Russell Banks : Un moment permanent de la famille - Actes Sud, 2015 - nouvelles
« Ce qui m'intéresse dans une nouvelle, c'est l'instant précis où la vie du personnage bascule » dit l'auteur. Ainsi il nous écrit dans ce livre douze nouvelles aussi savoureuses et variées les unes que les autres, des moments d'intimité intense avec ses personnages. Ces nouvelles se passent du Nord de l’État de New York à la Floride, deux régions que l'auteur connaît parfaitement, habitant lui-même six mois d'un côté, six mois de l'autre.
L'auteur aborde les thèmes
récurrents que nous connaissons dans ses romans précédents (le
dernier étant «Lointain souvenir de la peau» paru en 2012, fiche
dans ce blog) : questions du divorce, des relations compliqués des
couples, des enfants qui s'éloignent, problèmes de santé, de
dépression, d'addiction à l'alcool ou aux drogues, descriptions des
milieux sociaux où règnent la misère, la solitude, le remord et de
situations difficiles dans lesquelles on perçoit le doute,
l'inquiétude, la tension.
Un ancien Marine fait un
braquage à main armé afin d' avoir de l'argent pour se soigner et
vivre... Un chien est tiraillé entre les maisons de deux divorcés
et l'on s'aperçoit que ce chien était le lien entre les membres de
cette famille désunie... Une femme noire se retrouve enfermée dans
une concession automobile, menacée par un chien méchant... Deux
nouvelles sont sur « les oiseaux des neiges » : ces
retraités qui quittent tout pour une autre vie : une veuve joyeuse
qui part habiter un appartement dans les barres d'immeubles de Miami
ou un vieux couple vivant dans un camping-car, tous après avoir vécu
dans les banlieues Nord de l’État de New York… Un artiste reçoit
une grosse somme d'une institution et va voir la soirée, où il
l'annonce à ses copains, se transformer en cauchemar... Un homme et
une femme qui ont failli avoir une relation des années plus tôt se
retrouvent « encombrés de leurs regrets »...

» Consignes écrites:
a - Les affirmations suivantes concordent-elles avec la critique du recueil de Russell Banks ? Pour chacune, répondez par oui ou non et citez mot pour mot le passage qui tranche. (i) Le livre réunit douze nouvelles. (ii) L'auteur vit toute l'année en Floride. (iii) Trois nouvelles traitent des « oiseaux des neiges ».
b - Prolongez la critique du recueil de Russell Banks en reprenant juste après sa dernière phrase.
Les enregistrements n'interviennent pas ici.

Données:
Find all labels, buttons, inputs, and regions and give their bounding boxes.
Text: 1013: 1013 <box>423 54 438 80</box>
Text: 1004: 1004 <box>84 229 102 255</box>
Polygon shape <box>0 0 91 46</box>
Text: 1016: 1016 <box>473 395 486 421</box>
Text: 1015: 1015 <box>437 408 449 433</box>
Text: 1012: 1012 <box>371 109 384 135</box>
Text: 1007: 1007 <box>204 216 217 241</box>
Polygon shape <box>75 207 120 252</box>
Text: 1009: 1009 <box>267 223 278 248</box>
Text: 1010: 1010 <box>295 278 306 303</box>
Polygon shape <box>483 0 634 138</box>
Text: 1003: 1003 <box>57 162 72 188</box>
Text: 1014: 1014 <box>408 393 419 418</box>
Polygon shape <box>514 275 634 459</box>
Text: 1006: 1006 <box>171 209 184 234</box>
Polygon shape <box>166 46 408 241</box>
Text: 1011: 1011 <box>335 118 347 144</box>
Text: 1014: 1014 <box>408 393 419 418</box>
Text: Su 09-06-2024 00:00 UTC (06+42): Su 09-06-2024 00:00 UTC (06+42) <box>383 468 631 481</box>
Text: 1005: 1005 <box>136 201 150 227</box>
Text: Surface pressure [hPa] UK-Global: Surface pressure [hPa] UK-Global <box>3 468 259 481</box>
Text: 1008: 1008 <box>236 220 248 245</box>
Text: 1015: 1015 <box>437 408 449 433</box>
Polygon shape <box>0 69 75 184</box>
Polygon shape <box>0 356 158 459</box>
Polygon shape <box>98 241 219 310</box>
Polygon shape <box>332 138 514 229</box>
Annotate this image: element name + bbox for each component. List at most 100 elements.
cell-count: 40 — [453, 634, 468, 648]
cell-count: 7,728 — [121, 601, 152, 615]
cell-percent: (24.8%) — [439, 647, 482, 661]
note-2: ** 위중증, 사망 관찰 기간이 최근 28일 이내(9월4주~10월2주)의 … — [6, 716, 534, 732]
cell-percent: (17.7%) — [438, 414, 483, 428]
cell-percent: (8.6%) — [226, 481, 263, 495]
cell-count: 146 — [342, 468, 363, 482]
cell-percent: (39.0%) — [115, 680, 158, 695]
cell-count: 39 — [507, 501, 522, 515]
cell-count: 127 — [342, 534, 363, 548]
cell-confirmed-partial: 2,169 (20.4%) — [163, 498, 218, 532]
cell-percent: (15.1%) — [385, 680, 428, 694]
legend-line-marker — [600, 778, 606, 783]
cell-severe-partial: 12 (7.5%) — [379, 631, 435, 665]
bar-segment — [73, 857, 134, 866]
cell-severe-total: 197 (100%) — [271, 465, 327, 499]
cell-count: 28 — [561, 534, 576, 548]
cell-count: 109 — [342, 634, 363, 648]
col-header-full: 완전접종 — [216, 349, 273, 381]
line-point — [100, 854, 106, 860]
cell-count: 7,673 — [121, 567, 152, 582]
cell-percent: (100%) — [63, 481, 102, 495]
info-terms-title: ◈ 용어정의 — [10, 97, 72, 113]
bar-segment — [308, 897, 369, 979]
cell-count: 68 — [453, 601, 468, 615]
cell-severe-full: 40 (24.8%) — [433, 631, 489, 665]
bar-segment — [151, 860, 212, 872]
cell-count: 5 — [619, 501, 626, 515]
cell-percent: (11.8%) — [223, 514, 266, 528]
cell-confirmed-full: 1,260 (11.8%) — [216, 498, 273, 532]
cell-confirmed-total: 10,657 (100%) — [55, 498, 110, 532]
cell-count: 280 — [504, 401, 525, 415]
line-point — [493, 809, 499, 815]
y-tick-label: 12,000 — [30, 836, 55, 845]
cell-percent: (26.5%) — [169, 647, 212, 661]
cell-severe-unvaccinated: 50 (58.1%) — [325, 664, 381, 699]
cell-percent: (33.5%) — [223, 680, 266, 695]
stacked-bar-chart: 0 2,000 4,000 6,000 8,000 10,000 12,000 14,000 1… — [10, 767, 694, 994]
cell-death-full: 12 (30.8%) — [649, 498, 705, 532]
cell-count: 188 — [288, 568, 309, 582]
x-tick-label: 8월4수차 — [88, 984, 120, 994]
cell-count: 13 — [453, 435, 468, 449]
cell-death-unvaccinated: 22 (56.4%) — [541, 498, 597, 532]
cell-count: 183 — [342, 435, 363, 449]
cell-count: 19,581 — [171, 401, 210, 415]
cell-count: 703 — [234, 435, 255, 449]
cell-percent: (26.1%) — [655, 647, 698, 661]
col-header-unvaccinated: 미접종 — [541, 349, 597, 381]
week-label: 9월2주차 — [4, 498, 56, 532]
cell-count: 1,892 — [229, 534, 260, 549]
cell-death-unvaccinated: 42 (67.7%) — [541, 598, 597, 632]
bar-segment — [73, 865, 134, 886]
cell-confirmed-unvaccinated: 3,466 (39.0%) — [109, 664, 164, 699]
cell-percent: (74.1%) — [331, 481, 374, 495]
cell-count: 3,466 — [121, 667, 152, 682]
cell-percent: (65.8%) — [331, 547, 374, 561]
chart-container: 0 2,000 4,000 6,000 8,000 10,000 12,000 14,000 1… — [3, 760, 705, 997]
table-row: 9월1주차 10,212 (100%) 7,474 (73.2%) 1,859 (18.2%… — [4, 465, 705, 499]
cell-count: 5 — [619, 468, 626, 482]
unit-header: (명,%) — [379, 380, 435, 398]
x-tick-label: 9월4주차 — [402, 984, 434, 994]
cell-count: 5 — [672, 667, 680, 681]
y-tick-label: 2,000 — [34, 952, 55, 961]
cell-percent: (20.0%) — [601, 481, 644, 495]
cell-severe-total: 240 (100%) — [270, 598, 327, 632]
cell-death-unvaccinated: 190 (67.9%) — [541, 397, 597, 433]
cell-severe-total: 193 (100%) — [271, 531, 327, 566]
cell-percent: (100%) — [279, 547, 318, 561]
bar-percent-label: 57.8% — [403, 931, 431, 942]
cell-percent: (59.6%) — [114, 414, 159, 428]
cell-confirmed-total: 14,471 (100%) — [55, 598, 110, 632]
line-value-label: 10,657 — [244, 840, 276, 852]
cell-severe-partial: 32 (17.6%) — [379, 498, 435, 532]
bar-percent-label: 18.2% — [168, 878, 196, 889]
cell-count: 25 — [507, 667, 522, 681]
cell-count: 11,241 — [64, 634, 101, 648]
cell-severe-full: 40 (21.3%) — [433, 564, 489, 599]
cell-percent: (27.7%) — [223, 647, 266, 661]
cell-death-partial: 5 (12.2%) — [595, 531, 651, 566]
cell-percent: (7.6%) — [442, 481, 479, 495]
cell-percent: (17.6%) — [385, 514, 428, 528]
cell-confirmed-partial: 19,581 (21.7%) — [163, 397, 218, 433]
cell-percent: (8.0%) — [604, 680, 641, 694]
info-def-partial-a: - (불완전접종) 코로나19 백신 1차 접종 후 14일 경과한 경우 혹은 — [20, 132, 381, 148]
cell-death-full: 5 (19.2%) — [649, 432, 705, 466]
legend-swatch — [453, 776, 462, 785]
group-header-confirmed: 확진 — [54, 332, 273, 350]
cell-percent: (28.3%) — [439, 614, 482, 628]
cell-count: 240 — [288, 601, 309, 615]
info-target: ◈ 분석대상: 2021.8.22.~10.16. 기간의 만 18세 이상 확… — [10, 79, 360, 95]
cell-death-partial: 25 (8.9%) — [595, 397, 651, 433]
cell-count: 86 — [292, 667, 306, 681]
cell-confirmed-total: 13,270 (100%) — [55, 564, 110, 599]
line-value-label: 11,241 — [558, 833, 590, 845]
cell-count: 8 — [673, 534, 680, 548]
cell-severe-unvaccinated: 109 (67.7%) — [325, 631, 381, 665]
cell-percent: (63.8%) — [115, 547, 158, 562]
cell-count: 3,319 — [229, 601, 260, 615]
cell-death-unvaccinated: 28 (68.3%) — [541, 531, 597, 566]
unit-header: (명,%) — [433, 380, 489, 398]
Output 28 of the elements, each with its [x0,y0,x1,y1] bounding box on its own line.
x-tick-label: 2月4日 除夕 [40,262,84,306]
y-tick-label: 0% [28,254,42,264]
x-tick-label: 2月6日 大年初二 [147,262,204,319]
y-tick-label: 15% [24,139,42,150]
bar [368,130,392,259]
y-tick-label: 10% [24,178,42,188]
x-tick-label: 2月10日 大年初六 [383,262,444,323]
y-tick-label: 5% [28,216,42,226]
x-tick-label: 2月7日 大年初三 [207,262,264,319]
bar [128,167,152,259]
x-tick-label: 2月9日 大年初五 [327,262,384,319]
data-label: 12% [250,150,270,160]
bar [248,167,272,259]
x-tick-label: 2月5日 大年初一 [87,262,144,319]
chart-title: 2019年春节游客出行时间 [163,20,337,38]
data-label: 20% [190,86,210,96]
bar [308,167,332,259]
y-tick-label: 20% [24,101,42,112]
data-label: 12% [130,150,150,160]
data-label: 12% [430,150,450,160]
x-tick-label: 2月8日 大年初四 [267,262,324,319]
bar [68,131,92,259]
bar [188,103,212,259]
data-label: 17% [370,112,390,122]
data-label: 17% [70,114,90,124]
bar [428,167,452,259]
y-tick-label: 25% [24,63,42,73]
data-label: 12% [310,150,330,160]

» Réponses dans l'ordre:
a -
(i) Oui : « douze nouvelles aussi savoureuses et variées les unes que les autres ».
(ii) Non : « habitant lui-même six mois d'un côté, six mois de l'autre ».
(iii) Non : « Deux nouvelles sont sur « les oiseaux des neiges » ».

b -
L'auteur ne juge pas ses
personnages mais simplement en fait des descriptions époustouflantes
de vérité : on les imagine tous immédiatement et on entre
dans leur intimité, leur secret, leur état psychologique du moment.
« L'art de raconter un destin en quelques traits », dit
François Busnel. On reste quelques fois un peu frustré de ne pas
savoir la suite de l'aventure….
« L'écriture est
tendue, acérée, suggestive » (la revue Lire). Le style est
épuré, précis. Certaines scènes sont tragi-comiques mais toutes
sont intenses, émouvantes, inattendues.
Voici donc « le
meilleur reportage sur la vie quotidienne des classes moyennes,
blanches et noires, en Amérique » : un excellent moment
de lecture.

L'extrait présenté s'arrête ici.